>> START DATA TO USE

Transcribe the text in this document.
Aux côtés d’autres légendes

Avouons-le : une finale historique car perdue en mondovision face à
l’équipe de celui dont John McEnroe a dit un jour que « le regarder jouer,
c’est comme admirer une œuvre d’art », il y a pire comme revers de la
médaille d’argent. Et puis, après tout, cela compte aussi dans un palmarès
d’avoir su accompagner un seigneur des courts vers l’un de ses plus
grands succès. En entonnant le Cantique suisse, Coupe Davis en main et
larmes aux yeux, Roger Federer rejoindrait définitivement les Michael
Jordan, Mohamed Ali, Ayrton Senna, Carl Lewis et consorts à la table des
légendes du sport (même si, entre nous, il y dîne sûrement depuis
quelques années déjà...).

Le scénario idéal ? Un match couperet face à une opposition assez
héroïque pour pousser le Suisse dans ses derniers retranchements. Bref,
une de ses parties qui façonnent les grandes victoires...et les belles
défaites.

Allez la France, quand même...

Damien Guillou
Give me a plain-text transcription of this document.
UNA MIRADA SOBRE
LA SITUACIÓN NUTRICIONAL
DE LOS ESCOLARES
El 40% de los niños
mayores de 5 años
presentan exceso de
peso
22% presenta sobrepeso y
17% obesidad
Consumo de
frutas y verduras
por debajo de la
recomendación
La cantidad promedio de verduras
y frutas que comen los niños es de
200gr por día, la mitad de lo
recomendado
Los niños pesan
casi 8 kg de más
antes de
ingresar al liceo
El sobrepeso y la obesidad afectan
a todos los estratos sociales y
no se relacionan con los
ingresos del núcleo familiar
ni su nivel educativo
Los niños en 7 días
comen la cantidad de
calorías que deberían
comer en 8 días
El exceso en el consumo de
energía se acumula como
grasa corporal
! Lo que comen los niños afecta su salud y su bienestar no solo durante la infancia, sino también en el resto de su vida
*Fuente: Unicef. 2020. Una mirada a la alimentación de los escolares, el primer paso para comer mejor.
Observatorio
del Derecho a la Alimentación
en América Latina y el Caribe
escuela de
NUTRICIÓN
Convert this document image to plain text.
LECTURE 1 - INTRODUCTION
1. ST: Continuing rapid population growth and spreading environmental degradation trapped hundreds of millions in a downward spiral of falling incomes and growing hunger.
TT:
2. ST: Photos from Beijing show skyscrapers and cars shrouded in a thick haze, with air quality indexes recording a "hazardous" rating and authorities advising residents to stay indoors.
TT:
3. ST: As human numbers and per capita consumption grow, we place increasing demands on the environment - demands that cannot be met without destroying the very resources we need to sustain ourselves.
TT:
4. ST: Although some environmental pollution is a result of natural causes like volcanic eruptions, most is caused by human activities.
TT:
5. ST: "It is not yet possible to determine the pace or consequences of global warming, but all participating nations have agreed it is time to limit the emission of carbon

>> END DATA TO USE

> _WHAT IS REQUIRED_
Copy each record from above exactly, and include every line.

> _EXERCISE ANSWER_
Transcribe the text in this document.
Aux côtés d’autres légendes

Avouons-le : une finale historique car perdue en mondovision face à
l’équipe de celui dont John McEnroe a dit un jour que « le regarder jouer,
c’est comme admirer une œuvre d’art », il y a pire comme revers de la
médaille d’argent. Et puis, après tout, cela compte aussi dans un palmarès
d’avoir su accompagner un seigneur des courts vers l’un de ses plus
grands succès. En entonnant le Cantique suisse, Coupe Davis en main et
larmes aux yeux, Roger Federer rejoindrait définitivement les Michael
Jordan, Mohamed Ali, Ayrton Senna, Carl Lewis et consorts à la table des
légendes du sport (même si, entre nous, il y dîne sûrement depuis
quelques années déjà...).

Le scénario idéal ? Un match couperet face à une opposition assez
héroïque pour pousser le Suisse dans ses derniers retranchements. Bref,
une de ses parties qui façonnent les grandes victoires...et les belles
défaites.

Allez la France, quand même...

Damien Guillou
Give me a plain-text transcription of this document.
UNA MIRADA SOBRE
LA SITUACIÓN NUTRICIONAL
DE LOS ESCOLARES
El 40% de los niños
mayores de 5 años
presentan exceso de
peso
22% presenta sobrepeso y
17% obesidad
Consumo de
frutas y verduras
por debajo de la
recomendación
La cantidad promedio de verduras
y frutas que comen los niños es de
200gr por día, la mitad de lo
recomendado
Los niños pesan
casi 8 kg de más
antes de
ingresar al liceo
El sobrepeso y la obesidad afectan
a todos los estratos sociales y
no se relacionan con los
ingresos del núcleo familiar
ni su nivel educativo
Los niños en 7 días
comen la cantidad de
calorías que deberían
comer en 8 días
El exceso en el consumo de
energía se acumula como
grasa corporal
! Lo que comen los niños afecta su salud y su bienestar no solo durante la infancia, sino también en el resto de su vida
*Fuente: Unicef. 2020. Una mirada a la alimentación de los escolares, el primer paso para comer mejor.
Observatorio
del Derecho a la Alimentación
en América Latina y el Caribe
escuela de
NUTRICIÓN
Convert this document image to plain text.
LECTURE 1 - INTRODUCTION
1. ST: Continuing rapid population growth and spreading environmental degradation trapped hundreds of millions in a downward spiral of falling incomes and growing hunger.
TT:
2. ST: Photos from Beijing show skyscrapers and cars shrouded in a thick haze, with air quality indexes recording a "hazardous" rating and authorities advising residents to stay indoors.
TT:
3. ST: As human numbers and per capita consumption grow, we place increasing demands on the environment - demands that cannot be met without destroying the very resources we need to sustain ourselves.
TT:
4. ST: Although some environmental pollution is a result of natural causes like volcanic eruptions, most is caused by human activities.
TT:
5. ST: "It is not yet possible to determine the pace or consequences of global warming, but all participating nations have agreed it is time to limit the emission of carbon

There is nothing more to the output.